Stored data

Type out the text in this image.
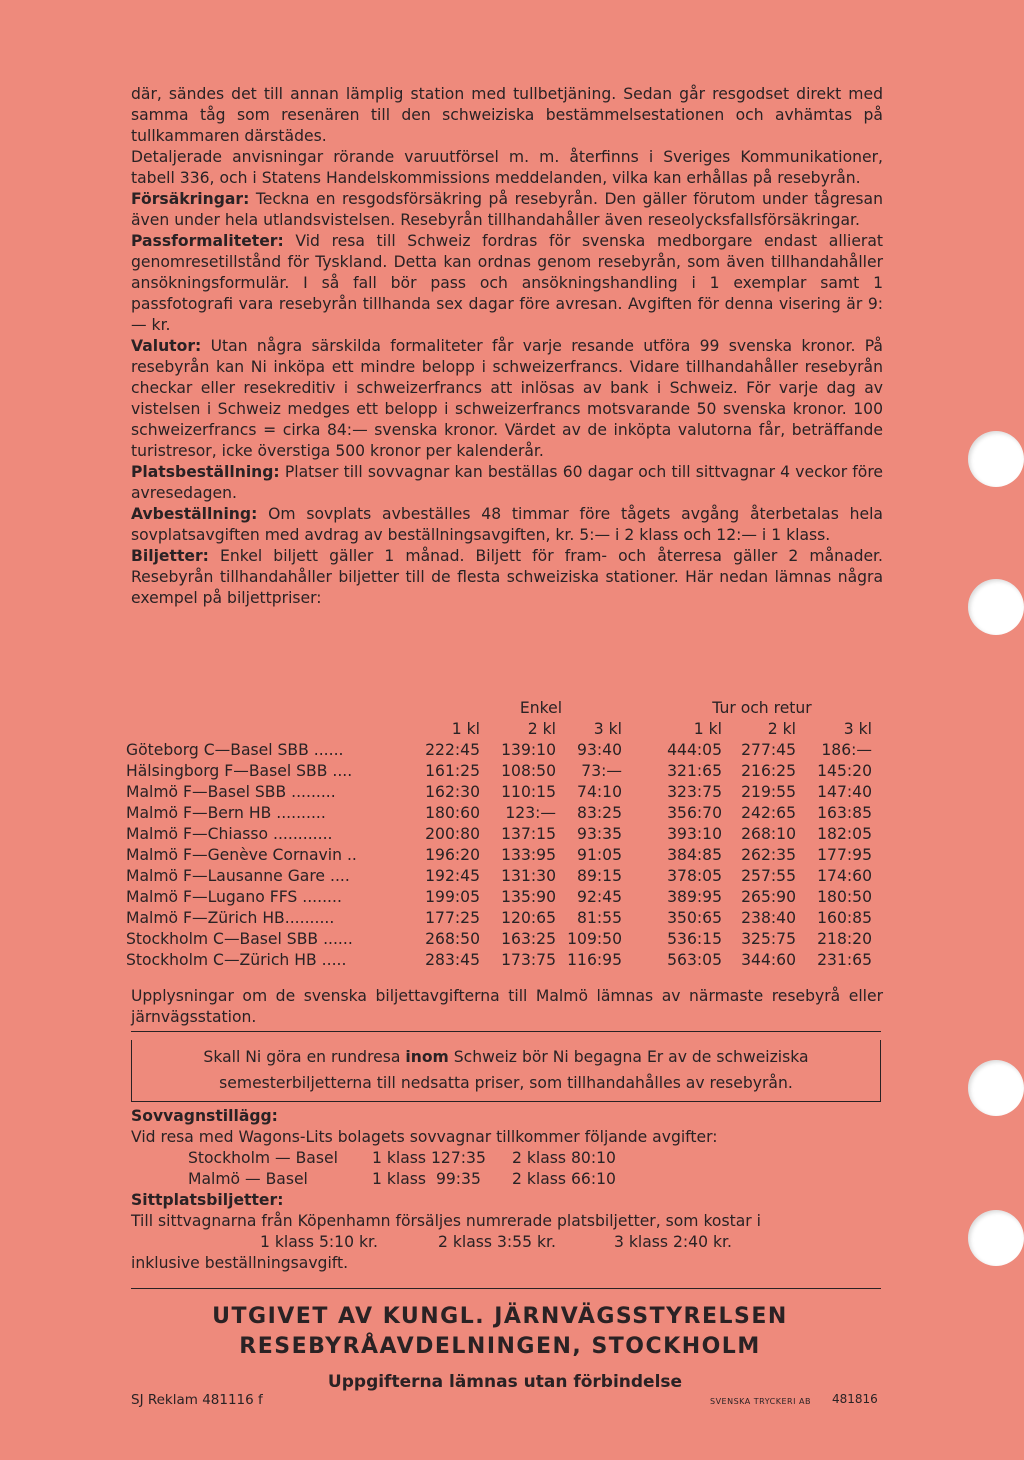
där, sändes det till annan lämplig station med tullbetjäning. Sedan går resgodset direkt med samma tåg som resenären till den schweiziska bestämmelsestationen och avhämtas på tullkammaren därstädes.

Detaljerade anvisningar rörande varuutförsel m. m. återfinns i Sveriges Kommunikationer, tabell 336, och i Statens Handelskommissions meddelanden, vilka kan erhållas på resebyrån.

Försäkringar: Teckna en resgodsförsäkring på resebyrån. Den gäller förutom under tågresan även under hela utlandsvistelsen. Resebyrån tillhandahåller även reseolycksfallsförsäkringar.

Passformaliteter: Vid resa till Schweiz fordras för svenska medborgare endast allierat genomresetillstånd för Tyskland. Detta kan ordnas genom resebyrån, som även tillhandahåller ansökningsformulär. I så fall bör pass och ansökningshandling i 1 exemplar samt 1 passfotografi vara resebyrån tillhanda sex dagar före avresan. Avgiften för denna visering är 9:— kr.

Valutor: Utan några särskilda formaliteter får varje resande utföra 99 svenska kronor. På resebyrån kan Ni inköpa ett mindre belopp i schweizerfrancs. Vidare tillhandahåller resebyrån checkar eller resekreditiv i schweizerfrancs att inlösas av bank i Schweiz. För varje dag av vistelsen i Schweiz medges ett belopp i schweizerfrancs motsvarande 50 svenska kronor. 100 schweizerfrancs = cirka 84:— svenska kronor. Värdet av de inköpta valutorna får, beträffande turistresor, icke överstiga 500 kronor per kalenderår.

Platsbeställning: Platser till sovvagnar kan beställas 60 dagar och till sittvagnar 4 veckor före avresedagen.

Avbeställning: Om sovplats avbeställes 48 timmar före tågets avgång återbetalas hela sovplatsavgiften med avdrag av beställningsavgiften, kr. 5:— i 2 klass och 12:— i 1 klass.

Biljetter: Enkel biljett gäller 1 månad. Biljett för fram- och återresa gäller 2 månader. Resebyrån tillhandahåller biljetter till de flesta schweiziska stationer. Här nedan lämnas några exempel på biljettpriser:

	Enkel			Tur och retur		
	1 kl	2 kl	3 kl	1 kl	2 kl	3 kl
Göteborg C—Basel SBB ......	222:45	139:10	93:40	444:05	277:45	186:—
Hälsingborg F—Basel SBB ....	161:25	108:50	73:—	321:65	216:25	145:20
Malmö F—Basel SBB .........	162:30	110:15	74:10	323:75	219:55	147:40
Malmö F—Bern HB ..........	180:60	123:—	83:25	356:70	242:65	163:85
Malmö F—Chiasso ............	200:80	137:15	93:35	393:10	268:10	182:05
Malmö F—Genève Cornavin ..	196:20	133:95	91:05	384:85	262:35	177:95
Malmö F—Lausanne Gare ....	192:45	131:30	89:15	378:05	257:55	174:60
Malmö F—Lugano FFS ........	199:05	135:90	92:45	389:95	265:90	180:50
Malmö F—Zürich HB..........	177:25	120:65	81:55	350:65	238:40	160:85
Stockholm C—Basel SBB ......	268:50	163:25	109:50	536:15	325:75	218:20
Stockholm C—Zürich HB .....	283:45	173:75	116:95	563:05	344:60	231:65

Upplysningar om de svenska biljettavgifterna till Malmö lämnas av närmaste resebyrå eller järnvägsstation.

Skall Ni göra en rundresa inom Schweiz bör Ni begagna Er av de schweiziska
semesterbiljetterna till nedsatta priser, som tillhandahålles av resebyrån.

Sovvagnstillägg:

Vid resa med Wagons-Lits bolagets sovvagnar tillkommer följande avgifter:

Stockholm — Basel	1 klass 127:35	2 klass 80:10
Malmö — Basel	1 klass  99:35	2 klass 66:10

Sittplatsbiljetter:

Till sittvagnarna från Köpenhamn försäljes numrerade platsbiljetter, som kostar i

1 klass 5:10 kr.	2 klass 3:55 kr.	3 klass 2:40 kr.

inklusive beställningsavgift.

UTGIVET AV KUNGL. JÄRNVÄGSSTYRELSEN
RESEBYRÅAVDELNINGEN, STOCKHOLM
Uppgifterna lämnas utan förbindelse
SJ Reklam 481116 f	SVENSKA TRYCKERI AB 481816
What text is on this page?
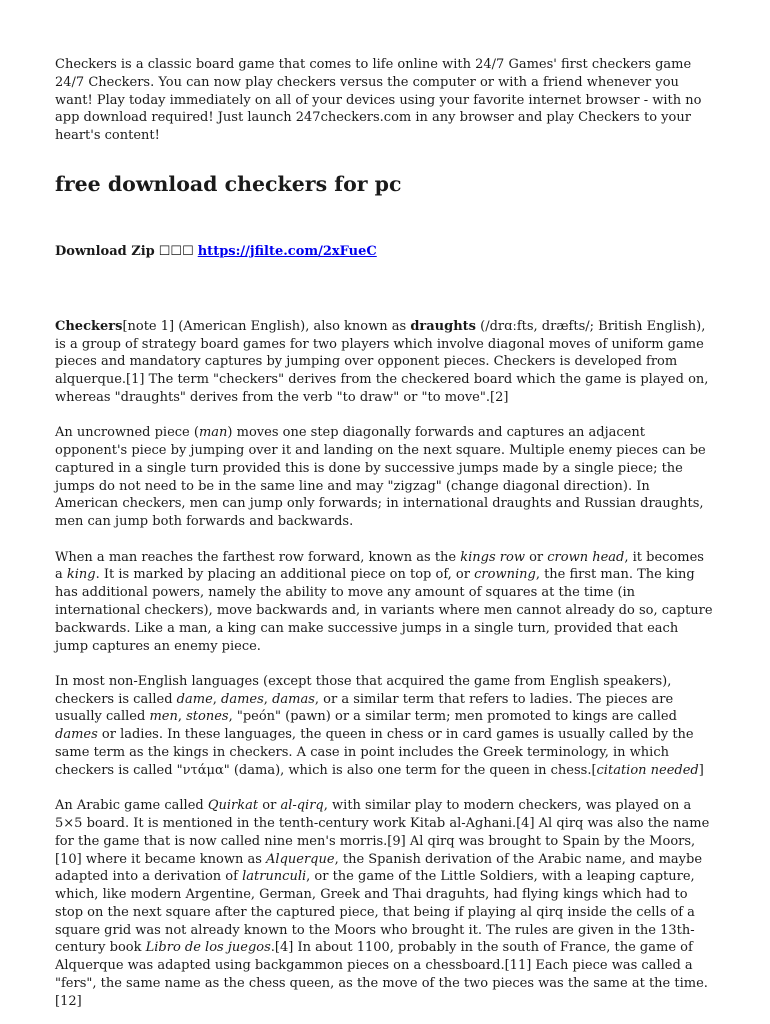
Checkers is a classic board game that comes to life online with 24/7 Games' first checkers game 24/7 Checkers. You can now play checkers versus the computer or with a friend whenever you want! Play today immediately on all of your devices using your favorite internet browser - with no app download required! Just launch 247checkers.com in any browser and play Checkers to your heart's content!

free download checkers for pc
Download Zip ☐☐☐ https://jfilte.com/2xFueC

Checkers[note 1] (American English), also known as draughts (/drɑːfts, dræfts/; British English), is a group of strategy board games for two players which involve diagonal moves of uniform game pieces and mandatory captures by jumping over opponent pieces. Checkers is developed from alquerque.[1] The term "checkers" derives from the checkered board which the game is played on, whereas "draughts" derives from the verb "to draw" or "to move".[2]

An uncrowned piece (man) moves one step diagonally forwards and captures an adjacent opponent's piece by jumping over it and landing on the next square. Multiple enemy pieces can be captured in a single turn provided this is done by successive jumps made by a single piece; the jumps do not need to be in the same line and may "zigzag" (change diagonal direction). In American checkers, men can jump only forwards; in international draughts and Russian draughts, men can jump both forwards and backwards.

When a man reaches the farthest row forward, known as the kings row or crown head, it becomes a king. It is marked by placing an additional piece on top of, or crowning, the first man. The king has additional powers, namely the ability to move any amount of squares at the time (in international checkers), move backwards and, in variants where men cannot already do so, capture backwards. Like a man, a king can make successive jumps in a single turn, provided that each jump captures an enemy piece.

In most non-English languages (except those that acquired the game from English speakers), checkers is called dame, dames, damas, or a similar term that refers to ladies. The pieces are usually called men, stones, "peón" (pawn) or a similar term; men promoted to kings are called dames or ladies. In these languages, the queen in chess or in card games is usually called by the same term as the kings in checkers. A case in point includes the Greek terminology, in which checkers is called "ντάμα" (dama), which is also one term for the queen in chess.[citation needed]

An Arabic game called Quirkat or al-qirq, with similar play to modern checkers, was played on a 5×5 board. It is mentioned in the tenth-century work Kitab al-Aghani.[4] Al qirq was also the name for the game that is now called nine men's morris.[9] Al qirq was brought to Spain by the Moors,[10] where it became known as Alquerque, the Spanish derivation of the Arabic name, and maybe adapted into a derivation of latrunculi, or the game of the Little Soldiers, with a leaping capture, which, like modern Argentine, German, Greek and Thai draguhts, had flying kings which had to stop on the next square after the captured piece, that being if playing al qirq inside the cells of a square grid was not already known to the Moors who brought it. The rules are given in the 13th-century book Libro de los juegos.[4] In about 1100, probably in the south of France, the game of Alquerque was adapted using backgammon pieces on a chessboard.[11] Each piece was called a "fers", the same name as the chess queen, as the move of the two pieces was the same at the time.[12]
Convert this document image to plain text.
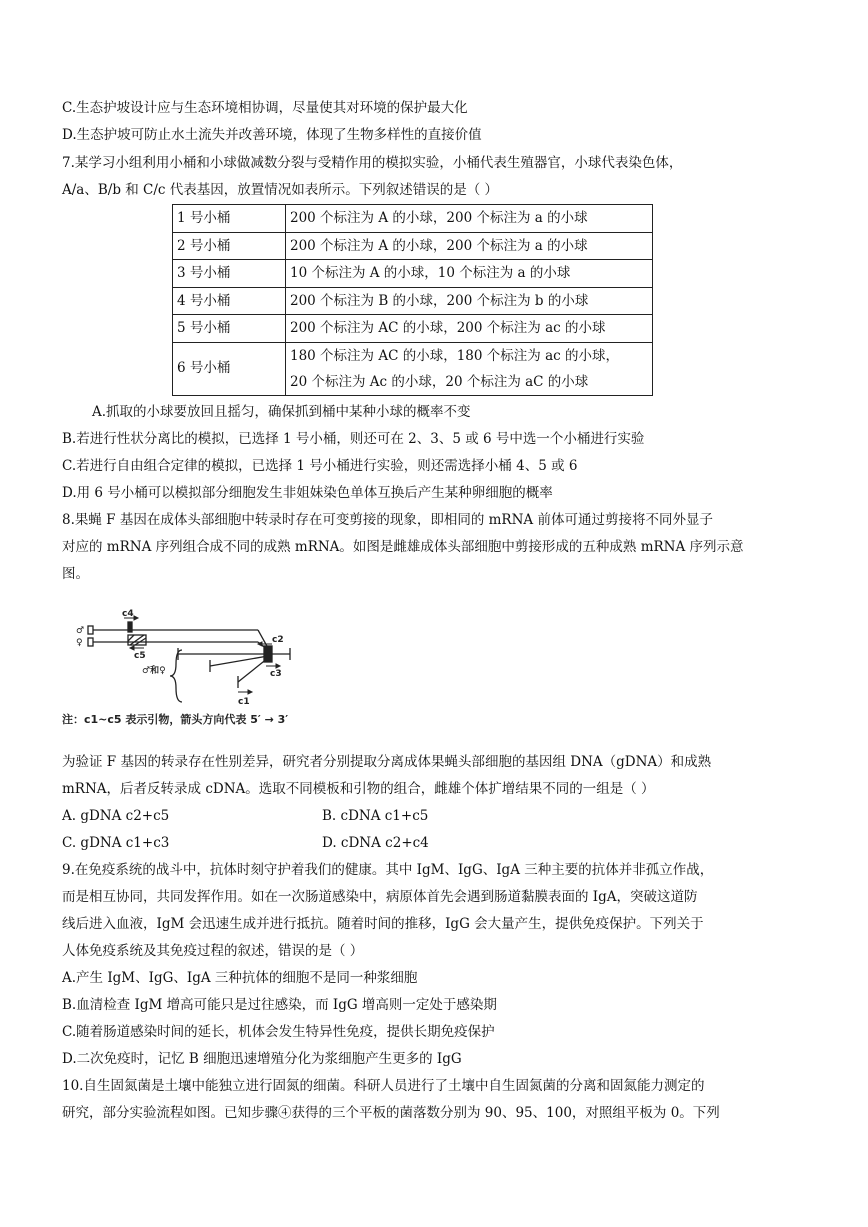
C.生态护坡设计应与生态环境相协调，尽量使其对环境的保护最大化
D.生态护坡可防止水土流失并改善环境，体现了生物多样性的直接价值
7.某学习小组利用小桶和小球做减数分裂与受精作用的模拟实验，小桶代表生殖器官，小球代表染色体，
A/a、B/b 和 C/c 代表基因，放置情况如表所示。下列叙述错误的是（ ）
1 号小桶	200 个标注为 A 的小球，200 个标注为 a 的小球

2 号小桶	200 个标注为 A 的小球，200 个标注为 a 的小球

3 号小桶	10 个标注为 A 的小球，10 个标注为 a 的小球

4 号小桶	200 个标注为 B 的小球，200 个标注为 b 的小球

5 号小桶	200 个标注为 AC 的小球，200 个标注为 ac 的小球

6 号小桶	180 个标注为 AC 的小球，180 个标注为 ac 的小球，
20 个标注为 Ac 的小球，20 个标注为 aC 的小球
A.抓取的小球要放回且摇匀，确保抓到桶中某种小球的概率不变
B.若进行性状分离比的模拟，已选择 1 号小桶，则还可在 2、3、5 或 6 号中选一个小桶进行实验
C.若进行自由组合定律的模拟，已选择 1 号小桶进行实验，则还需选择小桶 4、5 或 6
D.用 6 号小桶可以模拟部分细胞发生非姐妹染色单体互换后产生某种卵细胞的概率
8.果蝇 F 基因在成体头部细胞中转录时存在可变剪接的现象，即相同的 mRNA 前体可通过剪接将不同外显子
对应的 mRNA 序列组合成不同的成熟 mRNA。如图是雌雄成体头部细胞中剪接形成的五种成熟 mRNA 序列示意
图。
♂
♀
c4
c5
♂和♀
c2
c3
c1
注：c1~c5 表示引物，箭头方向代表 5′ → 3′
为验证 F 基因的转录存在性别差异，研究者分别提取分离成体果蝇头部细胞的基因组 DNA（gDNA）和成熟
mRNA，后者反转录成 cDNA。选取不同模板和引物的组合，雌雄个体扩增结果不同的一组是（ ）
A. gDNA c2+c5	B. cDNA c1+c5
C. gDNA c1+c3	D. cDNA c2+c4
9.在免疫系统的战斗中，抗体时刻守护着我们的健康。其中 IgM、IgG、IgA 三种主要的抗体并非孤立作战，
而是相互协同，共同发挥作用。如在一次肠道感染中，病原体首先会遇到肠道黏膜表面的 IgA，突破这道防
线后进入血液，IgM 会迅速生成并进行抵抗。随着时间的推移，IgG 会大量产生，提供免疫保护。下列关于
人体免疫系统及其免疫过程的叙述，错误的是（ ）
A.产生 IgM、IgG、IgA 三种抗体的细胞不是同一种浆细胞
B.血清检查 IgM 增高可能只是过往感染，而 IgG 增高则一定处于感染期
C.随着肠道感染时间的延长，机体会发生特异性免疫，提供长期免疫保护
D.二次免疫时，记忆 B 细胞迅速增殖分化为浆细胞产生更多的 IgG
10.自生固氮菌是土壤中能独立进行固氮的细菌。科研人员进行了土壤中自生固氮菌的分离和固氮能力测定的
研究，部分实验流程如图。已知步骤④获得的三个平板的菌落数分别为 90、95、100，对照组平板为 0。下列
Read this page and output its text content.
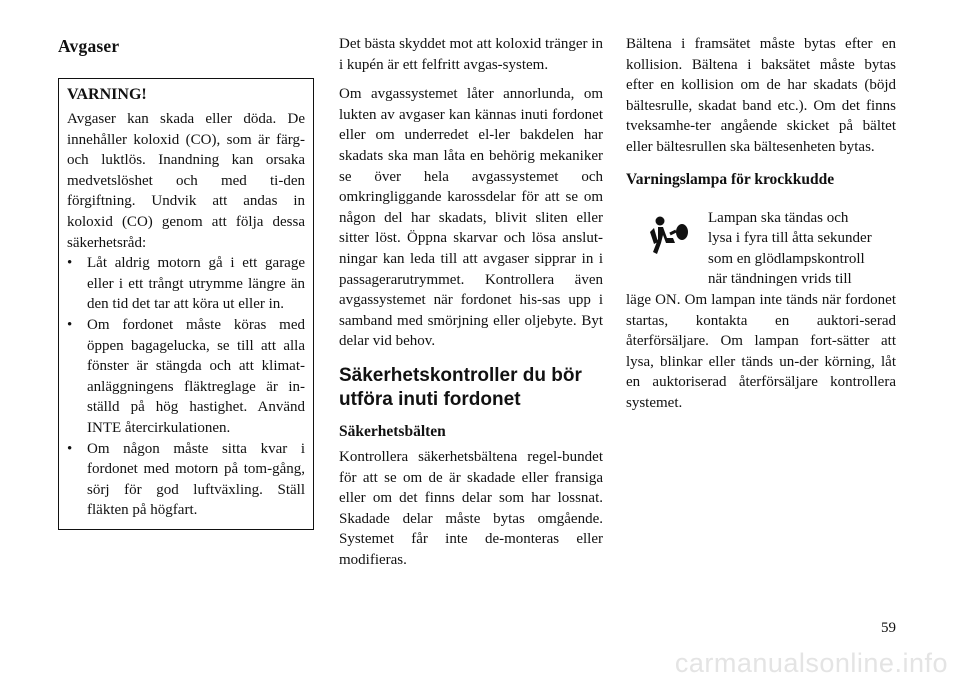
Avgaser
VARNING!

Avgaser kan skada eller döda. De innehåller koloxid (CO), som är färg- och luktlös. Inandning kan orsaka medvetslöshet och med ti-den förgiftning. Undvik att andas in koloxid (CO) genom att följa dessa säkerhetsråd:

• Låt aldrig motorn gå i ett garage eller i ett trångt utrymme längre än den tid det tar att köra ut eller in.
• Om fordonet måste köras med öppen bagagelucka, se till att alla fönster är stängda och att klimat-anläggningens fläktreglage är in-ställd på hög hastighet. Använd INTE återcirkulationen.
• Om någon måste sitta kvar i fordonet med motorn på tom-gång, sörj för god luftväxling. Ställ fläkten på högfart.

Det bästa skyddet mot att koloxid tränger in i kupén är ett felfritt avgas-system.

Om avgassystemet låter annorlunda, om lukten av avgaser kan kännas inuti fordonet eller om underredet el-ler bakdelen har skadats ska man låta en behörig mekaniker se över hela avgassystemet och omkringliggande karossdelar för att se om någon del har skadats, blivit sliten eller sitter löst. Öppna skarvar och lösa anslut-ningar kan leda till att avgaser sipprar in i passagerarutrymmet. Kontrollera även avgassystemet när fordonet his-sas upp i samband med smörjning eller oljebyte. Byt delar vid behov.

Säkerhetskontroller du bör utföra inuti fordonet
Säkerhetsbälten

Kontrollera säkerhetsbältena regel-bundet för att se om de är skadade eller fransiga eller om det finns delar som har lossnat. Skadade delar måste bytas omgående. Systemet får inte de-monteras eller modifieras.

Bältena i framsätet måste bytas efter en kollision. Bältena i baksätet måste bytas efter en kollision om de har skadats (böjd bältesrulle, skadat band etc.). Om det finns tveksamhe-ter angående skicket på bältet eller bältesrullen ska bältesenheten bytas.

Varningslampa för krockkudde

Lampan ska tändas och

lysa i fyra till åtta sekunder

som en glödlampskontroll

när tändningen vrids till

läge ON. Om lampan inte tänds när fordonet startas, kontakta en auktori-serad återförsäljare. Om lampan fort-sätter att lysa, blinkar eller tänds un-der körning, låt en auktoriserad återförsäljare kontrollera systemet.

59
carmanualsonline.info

What needs to be done :: Look through the records and gather every line containing "motorn".

Exercise answer ::
• Låt aldrig motorn gå i ett garage eller i ett trångt utrymme längre än den tid det tar att köra ut eller in.
• Om någon måste sitta kvar i fordonet med motorn på tom-gång, sörj för god luftväxling. Ställ fläkten på högfart.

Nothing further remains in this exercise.